Collection entries
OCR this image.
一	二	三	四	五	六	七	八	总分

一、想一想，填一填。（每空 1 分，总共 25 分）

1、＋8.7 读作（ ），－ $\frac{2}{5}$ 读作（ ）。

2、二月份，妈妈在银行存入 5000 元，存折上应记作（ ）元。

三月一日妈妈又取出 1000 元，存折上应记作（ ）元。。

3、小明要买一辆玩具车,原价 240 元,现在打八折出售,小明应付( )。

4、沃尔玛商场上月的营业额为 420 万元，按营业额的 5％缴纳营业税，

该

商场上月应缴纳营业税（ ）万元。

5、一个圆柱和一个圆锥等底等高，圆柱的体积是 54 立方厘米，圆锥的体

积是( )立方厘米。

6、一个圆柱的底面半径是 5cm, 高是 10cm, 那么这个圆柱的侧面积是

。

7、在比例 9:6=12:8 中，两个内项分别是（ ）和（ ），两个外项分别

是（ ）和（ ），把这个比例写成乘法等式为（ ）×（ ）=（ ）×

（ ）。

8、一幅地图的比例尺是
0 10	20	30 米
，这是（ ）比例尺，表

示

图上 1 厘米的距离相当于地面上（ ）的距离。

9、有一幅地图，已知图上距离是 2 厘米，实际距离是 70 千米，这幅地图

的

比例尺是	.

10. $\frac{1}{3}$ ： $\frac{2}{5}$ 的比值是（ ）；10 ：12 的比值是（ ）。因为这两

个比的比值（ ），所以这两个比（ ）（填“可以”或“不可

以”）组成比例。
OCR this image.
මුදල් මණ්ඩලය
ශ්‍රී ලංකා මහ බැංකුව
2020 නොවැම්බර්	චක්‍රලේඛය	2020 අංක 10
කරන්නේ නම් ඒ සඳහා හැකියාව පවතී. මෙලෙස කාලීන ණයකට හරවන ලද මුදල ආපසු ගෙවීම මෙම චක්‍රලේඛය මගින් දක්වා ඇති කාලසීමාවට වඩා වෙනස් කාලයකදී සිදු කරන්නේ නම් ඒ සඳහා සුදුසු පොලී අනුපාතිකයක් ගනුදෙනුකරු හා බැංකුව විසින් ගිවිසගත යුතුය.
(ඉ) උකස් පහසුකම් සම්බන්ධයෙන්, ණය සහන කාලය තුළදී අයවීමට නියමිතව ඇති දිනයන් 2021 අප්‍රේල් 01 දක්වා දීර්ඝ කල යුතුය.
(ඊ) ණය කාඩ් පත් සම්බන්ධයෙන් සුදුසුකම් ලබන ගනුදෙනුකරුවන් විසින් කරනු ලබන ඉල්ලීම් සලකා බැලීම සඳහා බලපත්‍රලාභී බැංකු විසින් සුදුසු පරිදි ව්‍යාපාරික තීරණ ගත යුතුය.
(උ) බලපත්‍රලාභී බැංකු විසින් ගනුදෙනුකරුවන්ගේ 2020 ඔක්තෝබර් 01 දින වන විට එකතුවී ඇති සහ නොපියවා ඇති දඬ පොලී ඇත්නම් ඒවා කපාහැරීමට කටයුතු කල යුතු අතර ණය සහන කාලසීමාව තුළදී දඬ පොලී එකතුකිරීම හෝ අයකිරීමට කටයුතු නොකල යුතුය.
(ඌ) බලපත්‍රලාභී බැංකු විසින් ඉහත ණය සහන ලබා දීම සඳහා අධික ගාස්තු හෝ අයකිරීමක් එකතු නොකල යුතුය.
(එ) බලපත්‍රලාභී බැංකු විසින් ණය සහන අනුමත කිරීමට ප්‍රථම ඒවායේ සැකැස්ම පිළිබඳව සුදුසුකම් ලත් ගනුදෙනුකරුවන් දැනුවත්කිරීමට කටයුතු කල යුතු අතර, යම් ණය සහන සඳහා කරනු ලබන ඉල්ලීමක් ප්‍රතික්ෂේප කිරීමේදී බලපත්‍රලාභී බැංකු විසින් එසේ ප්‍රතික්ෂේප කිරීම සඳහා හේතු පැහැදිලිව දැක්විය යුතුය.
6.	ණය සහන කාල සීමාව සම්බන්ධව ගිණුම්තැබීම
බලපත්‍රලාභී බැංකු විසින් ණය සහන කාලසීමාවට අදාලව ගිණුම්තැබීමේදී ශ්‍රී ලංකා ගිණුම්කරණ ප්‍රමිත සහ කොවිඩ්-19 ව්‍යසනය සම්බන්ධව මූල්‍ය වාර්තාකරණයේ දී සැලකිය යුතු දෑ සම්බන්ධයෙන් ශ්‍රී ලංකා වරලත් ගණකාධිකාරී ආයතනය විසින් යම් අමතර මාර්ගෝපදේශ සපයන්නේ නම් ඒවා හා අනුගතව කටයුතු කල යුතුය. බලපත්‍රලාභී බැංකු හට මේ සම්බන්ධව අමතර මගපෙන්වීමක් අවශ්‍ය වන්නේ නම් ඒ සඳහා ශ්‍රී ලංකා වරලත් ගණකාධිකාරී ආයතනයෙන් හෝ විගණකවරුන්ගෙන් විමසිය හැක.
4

---

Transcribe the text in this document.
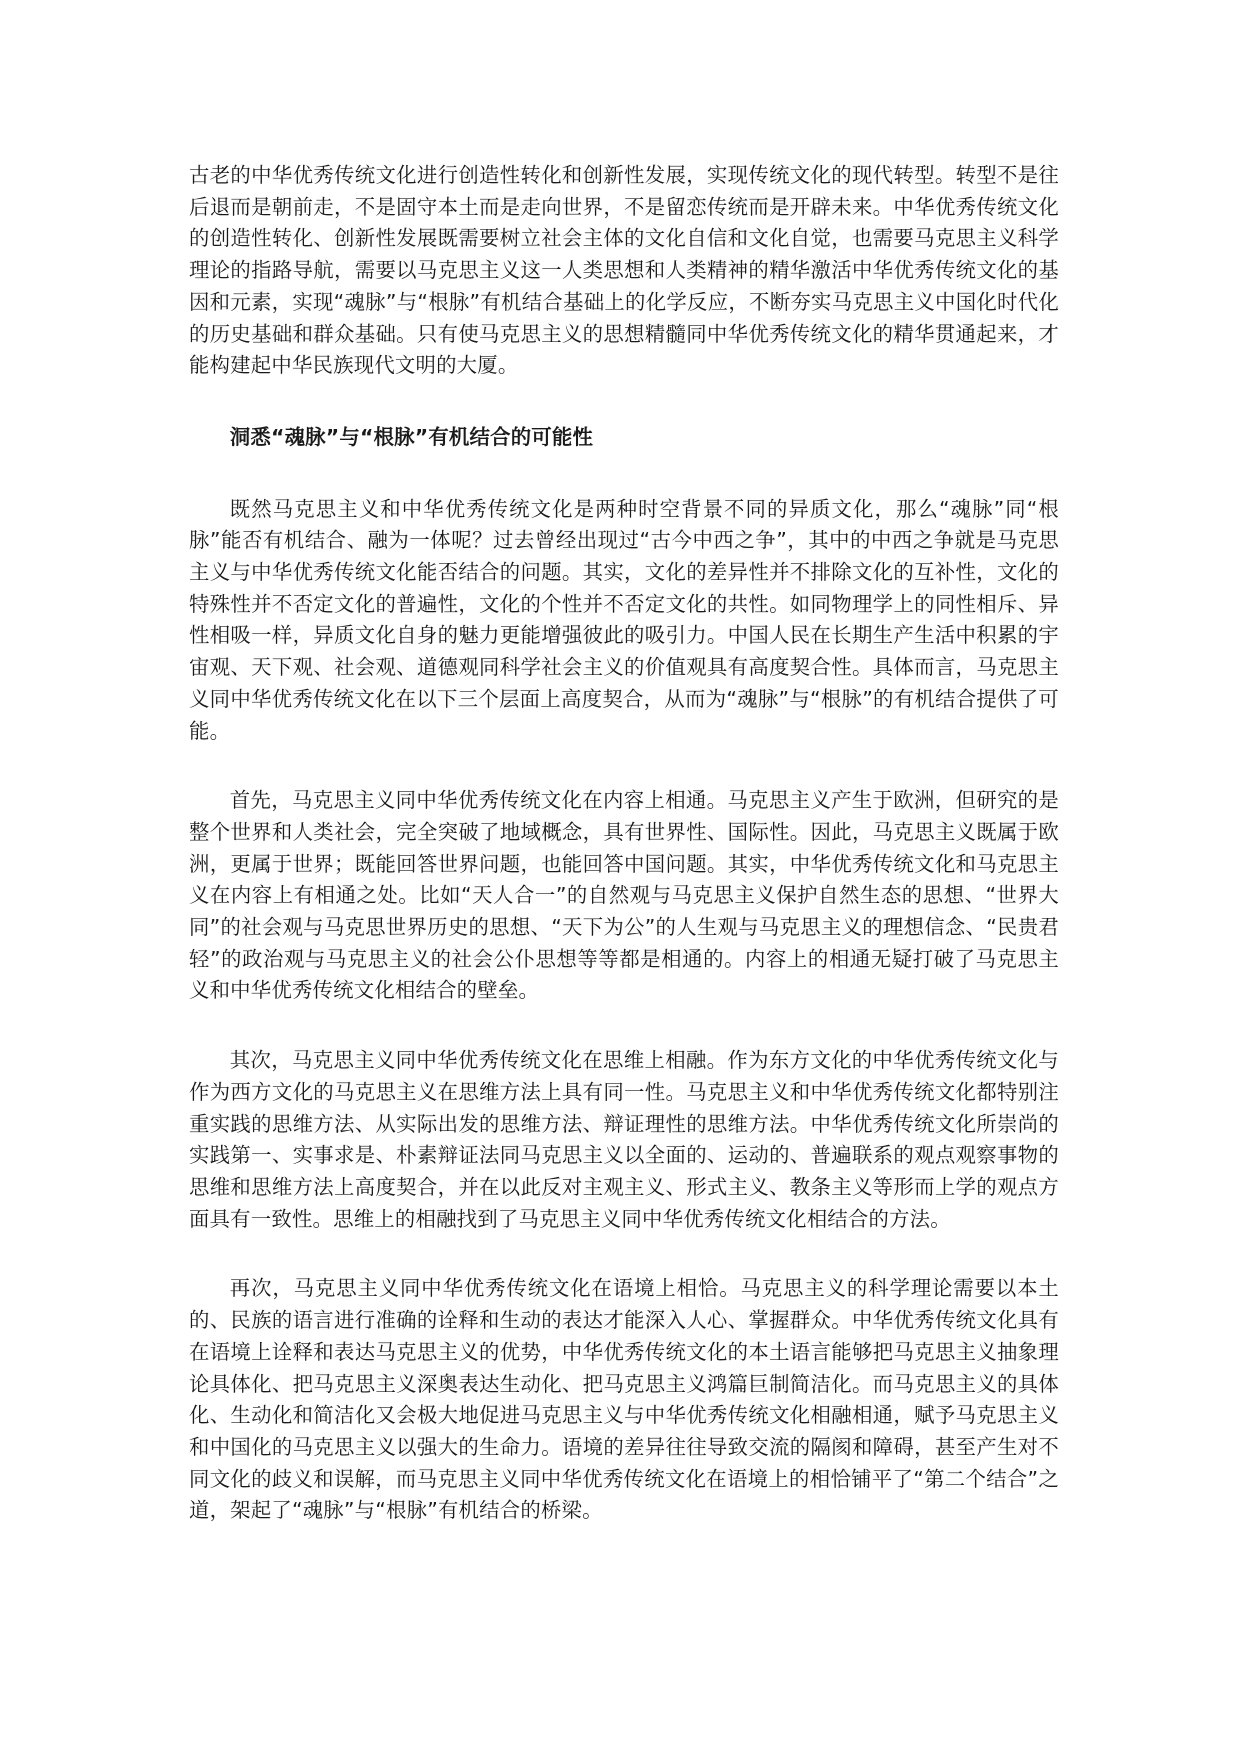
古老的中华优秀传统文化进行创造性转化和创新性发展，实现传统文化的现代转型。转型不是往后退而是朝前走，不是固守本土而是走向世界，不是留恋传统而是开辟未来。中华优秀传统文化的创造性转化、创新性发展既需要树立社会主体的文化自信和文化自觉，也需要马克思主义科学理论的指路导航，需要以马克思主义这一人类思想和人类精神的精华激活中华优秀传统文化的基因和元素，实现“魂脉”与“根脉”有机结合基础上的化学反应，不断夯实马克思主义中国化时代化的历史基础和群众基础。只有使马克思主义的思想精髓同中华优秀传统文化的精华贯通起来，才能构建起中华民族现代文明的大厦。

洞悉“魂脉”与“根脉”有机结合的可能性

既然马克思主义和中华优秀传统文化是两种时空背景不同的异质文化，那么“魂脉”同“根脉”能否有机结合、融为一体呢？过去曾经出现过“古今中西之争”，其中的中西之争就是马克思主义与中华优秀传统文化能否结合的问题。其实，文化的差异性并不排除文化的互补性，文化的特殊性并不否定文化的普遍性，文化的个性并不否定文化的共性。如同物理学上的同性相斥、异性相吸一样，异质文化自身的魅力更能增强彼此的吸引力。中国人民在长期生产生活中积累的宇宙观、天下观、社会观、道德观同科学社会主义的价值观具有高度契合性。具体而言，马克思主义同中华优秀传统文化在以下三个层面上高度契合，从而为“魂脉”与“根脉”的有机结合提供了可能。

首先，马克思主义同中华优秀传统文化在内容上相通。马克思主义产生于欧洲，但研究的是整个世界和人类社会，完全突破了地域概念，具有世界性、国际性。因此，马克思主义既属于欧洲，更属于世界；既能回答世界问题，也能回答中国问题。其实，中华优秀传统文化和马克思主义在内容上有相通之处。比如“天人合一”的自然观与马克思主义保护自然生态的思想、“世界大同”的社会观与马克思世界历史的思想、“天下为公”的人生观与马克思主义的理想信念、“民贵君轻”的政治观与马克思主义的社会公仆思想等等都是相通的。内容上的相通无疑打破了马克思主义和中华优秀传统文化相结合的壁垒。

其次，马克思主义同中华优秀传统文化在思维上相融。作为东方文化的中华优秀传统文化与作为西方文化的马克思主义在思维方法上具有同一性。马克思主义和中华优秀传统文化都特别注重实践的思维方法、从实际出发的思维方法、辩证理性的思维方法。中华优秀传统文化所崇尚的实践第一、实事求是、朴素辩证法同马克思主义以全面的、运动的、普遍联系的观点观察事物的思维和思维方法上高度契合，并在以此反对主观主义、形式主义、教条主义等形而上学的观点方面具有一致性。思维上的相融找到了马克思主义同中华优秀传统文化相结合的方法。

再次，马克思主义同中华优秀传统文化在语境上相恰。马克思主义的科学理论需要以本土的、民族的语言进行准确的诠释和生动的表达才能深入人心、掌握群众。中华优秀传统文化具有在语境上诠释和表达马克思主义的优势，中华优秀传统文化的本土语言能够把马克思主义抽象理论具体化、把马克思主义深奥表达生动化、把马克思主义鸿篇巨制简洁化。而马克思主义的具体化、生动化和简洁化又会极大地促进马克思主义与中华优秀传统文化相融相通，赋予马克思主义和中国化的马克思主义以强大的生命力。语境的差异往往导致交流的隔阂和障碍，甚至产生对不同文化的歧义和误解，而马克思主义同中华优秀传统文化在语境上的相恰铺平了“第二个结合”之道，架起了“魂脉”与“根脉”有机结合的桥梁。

● GIVEN PROBLEM: Find all the lines containing "frac" in the material, then copy them.

● SOLUTION TO THIS PROBLEM:
1、＋8.7 读作（ ），－ $\frac{2}{5}$ 读作（ ）。
10. $\frac{1}{3}$ ： $\frac{2}{5}$ 的比值是（ ）；10 ：12 的比值是（ ）。因为这两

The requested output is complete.